Exercise materials:
———
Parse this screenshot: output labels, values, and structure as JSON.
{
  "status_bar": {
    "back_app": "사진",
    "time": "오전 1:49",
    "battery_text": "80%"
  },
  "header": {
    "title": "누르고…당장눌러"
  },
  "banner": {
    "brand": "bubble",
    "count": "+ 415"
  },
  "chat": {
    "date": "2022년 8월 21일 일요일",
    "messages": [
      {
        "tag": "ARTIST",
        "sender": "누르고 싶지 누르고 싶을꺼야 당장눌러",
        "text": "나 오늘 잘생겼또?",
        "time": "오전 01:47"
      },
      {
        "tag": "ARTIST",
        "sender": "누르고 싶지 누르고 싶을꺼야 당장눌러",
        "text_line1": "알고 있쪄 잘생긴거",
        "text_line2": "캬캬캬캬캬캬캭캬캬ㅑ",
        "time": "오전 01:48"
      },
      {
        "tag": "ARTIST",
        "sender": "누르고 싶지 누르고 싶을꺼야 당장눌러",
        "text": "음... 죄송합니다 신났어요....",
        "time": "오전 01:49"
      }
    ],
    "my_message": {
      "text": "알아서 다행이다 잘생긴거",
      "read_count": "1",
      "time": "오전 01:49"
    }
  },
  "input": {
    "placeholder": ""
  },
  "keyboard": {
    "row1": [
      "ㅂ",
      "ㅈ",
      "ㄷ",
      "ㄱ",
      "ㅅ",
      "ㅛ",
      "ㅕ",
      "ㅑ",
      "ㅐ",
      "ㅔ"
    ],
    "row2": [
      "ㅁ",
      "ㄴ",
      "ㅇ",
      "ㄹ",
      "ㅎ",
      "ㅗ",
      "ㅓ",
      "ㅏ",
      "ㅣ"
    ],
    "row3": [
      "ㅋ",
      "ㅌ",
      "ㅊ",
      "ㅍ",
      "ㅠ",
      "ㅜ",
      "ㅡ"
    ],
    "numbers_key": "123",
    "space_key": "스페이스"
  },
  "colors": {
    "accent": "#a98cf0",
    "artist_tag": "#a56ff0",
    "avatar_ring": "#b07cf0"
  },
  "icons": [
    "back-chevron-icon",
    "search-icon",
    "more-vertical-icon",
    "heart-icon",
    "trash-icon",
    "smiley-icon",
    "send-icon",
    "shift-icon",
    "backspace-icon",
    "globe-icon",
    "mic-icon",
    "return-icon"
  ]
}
———
The task:
Each line above must be reproduced exactly as it stands.

Exercise result:
Parse this screenshot: output labels, values, and structure as JSON.
{
  "status_bar": {
    "back_app": "사진",
    "time": "오전 1:49",
    "battery_text": "80%"
  },
  "header": {
    "title": "누르고…당장눌러"
  },
  "banner": {
    "brand": "bubble",
    "count": "+ 415"
  },
  "chat": {
    "date": "2022년 8월 21일 일요일",
    "messages": [
      {
        "tag": "ARTIST",
        "sender": "누르고 싶지 누르고 싶을꺼야 당장눌러",
        "text": "나 오늘 잘생겼또?",
        "time": "오전 01:47"
      },
      {
        "tag": "ARTIST",
        "sender": "누르고 싶지 누르고 싶을꺼야 당장눌러",
        "text_line1": "알고 있쪄 잘생긴거",
        "text_line2": "캬캬캬캬캬캬캭캬캬ㅑ",
        "time": "오전 01:48"
      },
      {
        "tag": "ARTIST",
        "sender": "누르고 싶지 누르고 싶을꺼야 당장눌러",
        "text": "음... 죄송합니다 신났어요....",
        "time": "오전 01:49"
      }
    ],
    "my_message": {
      "text": "알아서 다행이다 잘생긴거",
      "read_count": "1",
      "time": "오전 01:49"
    }
  },
  "input": {
    "placeholder": ""
  },
  "keyboard": {
    "row1": [
      "ㅂ",
      "ㅈ",
      "ㄷ",
      "ㄱ",
      "ㅅ",
      "ㅛ",
      "ㅕ",
      "ㅑ",
      "ㅐ",
      "ㅔ"
    ],
    "row2": [
      "ㅁ",
      "ㄴ",
      "ㅇ",
      "ㄹ",
      "ㅎ",
      "ㅗ",
      "ㅓ",
      "ㅏ",
      "ㅣ"
    ],
    "row3": [
      "ㅋ",
      "ㅌ",
      "ㅊ",
      "ㅍ",
      "ㅠ",
      "ㅜ",
      "ㅡ"
    ],
    "numbers_key": "123",
    "space_key": "스페이스"
  },
  "colors": {
    "accent": "#a98cf0",
    "artist_tag": "#a56ff0",
    "avatar_ring": "#b07cf0"
  },
  "icons": [
    "back-chevron-icon",
    "search-icon",
    "more-vertical-icon",
    "heart-icon",
    "trash-icon",
    "smiley-icon",
    "send-icon",
    "shift-icon",
    "backspace-icon",
    "globe-icon",
    "mic-icon",
    "return-icon"
  ]
}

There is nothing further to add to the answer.